Exercício: Pode devolver, sem mudar nada, o trecho do texto fornecido abaixo que vai de "Você sempre com" até "medo, medo de não valer a pena."?

Texto fornecido:
________
Eu nunca dei muita atenção a aquela música que você disse que te lembrava eu.
Deixei muito de falar com você por diversas irracionalidades, dispensei uma adoravel conversa sobre nada com você pelo medo de você me achar patético.
Você sempre com seus erros e acertor, e eu somente com meu medo.
As coisas podiam ser melhores, diminuidos alguns quilômetros,mas as coisas quase nunca são como queremos. Queria ter tua certeza, tua mobilidade. É tudo tão simples quando você fala, uma questão de sim ou não. Nao sou assim, tenho medo. Medo de mim, medo do repúdio, do meu próprio repúdio. Medo de não valer a pena. O custo benefício de tudo. Eu divia esquecer isso as vezes e me largar na vontade, no impulso, mas tenho medo, medo de não valer a pena.
Antes de durmir eu podia sentir você comigo, substituindo o edredon, mas no dia seguinte, via que tinha um edredon, via que tudo que ví estava tão longe de meus olhos. Via, também, que a vida continuava, com delirios sonolentos ou não, com ou sem você. No dia seguinte, percebia que tinha tanta coisa que equilibrar, e se eu me inclinasse para você, os pratos desmoronavam, e isso me fazia tão mal. Mas nada fazia mais bem que você. Nossas conversas, seus smiles.
________
Registros de uma fonte de dados:

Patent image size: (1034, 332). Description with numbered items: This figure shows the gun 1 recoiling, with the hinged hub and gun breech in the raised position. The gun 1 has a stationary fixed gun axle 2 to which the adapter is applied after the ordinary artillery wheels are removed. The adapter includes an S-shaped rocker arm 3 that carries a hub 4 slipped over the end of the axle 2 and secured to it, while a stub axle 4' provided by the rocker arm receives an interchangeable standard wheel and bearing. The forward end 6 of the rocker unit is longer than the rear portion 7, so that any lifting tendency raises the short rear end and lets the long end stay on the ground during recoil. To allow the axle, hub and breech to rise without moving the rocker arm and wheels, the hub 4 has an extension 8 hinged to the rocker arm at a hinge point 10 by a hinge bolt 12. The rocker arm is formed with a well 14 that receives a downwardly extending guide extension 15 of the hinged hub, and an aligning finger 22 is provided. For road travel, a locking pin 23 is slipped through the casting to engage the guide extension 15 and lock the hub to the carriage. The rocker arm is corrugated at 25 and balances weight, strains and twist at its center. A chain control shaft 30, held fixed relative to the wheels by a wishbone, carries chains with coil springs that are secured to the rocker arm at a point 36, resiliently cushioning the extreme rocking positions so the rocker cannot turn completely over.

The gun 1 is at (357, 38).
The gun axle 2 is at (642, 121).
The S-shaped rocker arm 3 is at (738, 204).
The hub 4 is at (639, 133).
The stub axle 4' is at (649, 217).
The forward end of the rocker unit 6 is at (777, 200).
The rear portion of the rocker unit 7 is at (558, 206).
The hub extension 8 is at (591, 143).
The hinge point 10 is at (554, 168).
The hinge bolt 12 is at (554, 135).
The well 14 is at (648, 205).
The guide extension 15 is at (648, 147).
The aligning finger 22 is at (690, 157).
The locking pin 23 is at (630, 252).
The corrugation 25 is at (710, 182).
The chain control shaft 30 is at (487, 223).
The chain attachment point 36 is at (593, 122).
________
Resposta ao exercício:
Você sempre com seus erros e acertor, e eu somente com meu medo.
As coisas podiam ser melhores, diminuidos alguns quilômetros,mas as coisas quase nunca são como queremos. Queria ter tua certeza, tua mobilidade. É tudo tão simples quando você fala, uma questão de sim ou não. Nao sou assim, tenho medo. Medo de mim, medo do repúdio, do meu próprio repúdio. Medo de não valer a pena. O custo benefício de tudo. Eu divia esquecer isso as vezes e me largar na vontade, no impulso, mas tenho medo, medo de não valer a pena.